▶ [WHAT IS ASKED]:
Gather up all lines that carry the word "Group".

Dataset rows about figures

----------

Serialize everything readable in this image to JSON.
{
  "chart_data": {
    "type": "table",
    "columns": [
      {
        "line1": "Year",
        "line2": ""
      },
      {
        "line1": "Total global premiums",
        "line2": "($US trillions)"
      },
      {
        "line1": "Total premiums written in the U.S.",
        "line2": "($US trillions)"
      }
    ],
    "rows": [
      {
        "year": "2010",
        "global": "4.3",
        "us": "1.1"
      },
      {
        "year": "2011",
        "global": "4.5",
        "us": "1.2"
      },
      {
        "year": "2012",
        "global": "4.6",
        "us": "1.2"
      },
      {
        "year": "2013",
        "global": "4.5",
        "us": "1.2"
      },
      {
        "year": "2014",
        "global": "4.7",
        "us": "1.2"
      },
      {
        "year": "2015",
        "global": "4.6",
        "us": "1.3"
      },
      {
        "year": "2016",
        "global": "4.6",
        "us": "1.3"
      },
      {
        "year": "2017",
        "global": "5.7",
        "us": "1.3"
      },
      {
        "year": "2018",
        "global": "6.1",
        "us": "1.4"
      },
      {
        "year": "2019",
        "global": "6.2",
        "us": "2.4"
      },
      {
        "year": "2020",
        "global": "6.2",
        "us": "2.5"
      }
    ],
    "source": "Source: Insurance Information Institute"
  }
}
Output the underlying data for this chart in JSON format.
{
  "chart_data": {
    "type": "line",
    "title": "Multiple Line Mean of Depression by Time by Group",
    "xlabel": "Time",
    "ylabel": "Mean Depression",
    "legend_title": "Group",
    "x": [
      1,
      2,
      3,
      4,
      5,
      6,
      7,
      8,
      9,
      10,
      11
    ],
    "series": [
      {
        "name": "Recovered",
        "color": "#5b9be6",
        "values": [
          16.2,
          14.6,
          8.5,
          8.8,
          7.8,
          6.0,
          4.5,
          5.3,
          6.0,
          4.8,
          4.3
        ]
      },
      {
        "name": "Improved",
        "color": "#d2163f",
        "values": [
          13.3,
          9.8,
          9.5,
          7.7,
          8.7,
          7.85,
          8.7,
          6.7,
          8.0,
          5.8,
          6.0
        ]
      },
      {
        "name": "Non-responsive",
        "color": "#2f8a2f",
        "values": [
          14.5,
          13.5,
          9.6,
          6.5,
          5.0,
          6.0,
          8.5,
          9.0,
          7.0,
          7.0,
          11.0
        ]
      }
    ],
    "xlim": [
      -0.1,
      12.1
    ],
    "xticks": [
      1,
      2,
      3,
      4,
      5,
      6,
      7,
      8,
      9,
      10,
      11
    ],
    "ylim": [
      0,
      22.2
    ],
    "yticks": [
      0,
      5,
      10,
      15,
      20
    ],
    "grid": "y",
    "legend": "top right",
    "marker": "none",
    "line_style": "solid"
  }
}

----------

▶ [ANSWER TO THE EXERCISE]:
    "title": "Multiple Line Mean of Depression by Time by Group",
    "legend_title": "Group",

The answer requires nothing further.